***** INPUT RECORDS *****
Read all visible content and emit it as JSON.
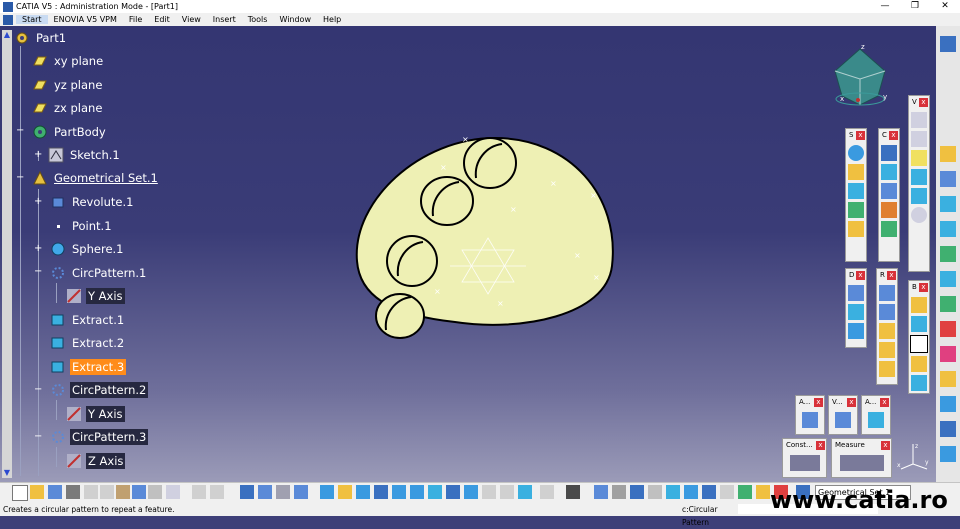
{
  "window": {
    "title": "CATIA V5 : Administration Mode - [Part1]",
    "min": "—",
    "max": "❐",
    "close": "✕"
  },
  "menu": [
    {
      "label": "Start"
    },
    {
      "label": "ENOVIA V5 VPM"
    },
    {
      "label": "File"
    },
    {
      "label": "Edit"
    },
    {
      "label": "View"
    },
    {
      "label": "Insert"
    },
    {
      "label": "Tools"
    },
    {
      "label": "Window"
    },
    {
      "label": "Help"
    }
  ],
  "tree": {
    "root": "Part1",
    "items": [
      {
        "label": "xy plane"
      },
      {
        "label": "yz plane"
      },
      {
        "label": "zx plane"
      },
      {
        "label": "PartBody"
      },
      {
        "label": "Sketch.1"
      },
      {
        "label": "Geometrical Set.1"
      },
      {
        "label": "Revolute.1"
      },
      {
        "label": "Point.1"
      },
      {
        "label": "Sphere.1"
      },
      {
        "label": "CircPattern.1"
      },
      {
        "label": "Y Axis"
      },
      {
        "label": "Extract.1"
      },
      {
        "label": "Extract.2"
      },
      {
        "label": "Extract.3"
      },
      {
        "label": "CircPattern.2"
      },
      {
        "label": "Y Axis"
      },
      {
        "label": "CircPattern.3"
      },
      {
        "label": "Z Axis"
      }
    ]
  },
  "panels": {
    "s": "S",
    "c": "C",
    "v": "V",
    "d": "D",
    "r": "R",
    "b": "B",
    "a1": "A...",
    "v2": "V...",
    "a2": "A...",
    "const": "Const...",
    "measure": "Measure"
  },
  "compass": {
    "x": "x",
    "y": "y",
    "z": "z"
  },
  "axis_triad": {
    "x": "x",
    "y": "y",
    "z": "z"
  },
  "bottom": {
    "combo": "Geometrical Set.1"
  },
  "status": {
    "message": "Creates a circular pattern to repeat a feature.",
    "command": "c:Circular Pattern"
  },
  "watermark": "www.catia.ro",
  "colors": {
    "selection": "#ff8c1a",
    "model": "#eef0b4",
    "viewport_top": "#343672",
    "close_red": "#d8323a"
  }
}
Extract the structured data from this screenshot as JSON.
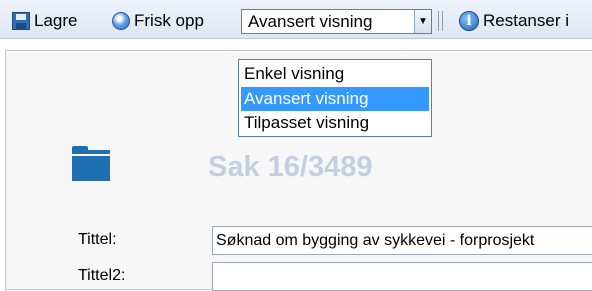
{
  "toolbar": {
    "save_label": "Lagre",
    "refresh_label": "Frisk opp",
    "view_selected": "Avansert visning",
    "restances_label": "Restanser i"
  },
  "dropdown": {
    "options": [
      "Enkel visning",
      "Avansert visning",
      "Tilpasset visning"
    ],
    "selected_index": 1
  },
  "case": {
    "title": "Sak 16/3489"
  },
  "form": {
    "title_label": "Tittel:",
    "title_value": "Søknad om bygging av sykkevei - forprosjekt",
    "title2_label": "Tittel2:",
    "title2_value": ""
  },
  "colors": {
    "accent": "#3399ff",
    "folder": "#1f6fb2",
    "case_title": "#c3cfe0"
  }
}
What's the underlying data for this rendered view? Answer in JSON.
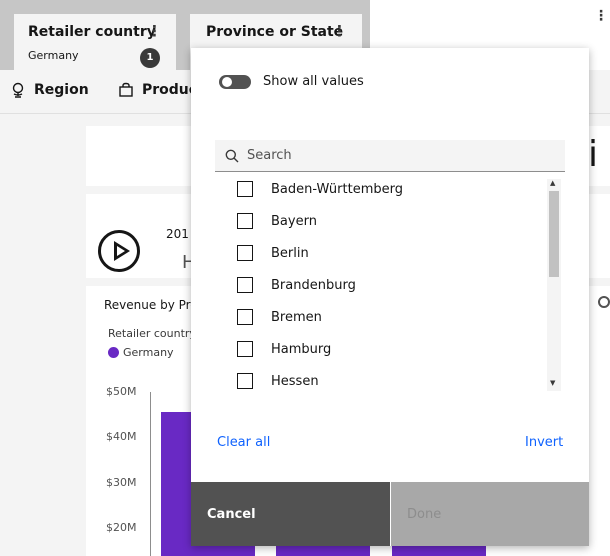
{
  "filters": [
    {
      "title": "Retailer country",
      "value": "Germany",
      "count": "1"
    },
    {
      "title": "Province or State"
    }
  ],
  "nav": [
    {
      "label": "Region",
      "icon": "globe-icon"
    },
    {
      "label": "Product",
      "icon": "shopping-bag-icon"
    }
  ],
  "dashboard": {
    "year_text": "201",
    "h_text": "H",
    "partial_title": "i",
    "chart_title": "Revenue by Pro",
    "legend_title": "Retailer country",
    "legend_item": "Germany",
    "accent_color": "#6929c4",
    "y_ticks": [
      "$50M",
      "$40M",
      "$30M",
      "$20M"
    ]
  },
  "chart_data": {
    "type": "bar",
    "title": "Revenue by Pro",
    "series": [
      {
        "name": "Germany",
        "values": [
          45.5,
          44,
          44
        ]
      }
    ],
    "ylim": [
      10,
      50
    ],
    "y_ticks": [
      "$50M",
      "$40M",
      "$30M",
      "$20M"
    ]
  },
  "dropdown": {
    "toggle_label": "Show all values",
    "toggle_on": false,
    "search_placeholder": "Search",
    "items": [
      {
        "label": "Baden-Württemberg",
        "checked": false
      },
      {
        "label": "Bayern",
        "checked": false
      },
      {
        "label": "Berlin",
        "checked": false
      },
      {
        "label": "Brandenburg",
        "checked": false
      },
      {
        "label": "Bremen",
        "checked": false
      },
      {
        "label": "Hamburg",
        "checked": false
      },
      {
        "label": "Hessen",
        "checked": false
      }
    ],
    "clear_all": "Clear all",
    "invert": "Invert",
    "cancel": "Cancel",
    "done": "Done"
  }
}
*****
***** INPUT RECORDS *****
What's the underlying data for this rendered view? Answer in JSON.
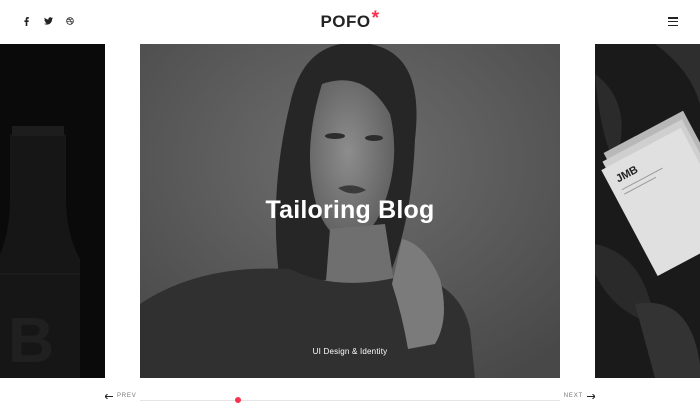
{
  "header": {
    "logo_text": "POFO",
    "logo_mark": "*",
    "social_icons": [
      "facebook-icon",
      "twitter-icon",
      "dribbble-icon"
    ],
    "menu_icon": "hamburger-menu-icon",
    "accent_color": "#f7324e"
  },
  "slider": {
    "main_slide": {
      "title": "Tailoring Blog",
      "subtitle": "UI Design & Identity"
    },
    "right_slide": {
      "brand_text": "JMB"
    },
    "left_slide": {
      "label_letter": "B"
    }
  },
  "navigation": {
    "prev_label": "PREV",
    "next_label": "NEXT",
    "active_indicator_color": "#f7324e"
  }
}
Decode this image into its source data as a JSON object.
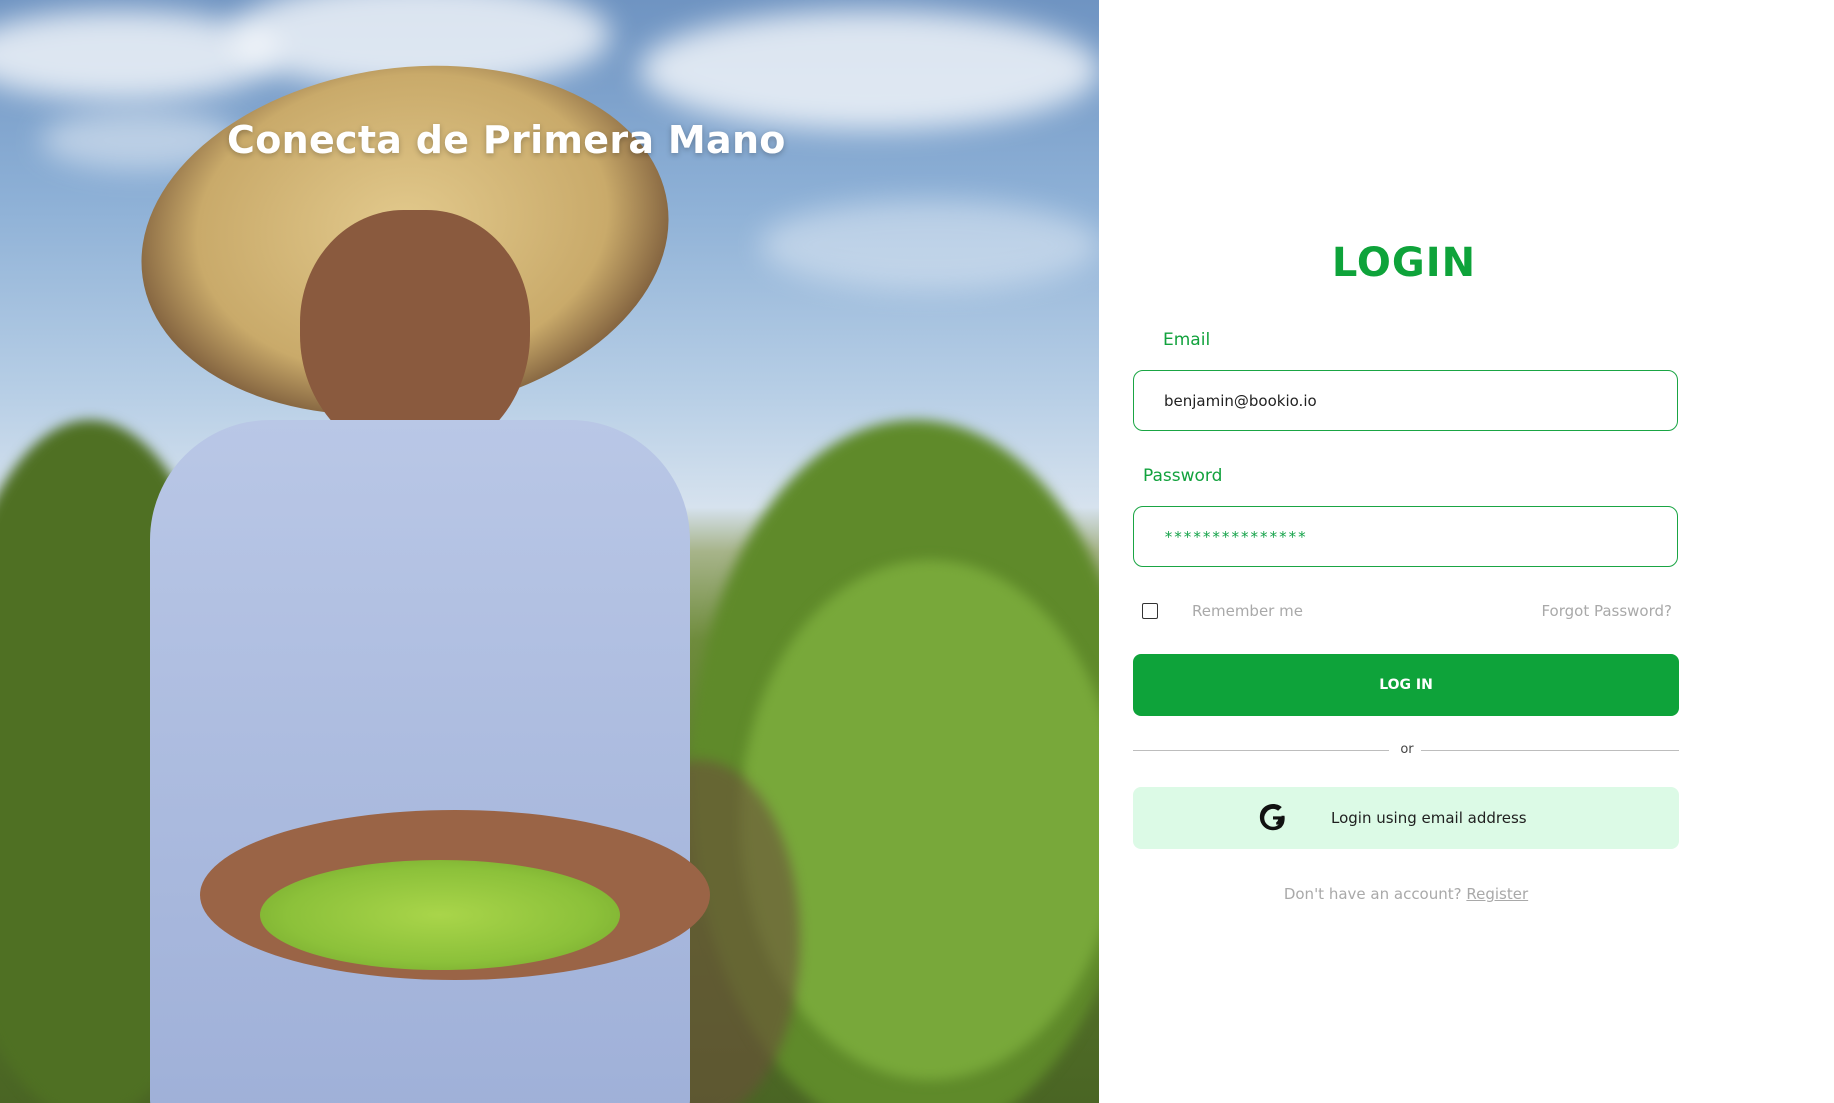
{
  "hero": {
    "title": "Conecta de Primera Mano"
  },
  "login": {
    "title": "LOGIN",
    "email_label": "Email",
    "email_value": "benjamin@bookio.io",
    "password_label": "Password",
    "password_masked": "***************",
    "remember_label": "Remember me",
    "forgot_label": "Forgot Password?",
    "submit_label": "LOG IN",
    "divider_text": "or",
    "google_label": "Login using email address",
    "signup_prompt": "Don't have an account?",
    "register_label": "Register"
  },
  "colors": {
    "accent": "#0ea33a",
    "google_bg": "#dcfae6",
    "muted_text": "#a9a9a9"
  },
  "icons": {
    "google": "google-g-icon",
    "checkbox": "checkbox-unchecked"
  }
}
*****
WHAT YOU ARE ASKED TO DO: Using the material above, copy every line in which the string "CircPattern" occurs.

COMPLETE ANSWER:
        "label": "CircPattern.1"
        "label": "CircPattern.2"
        "label": "CircPattern.3"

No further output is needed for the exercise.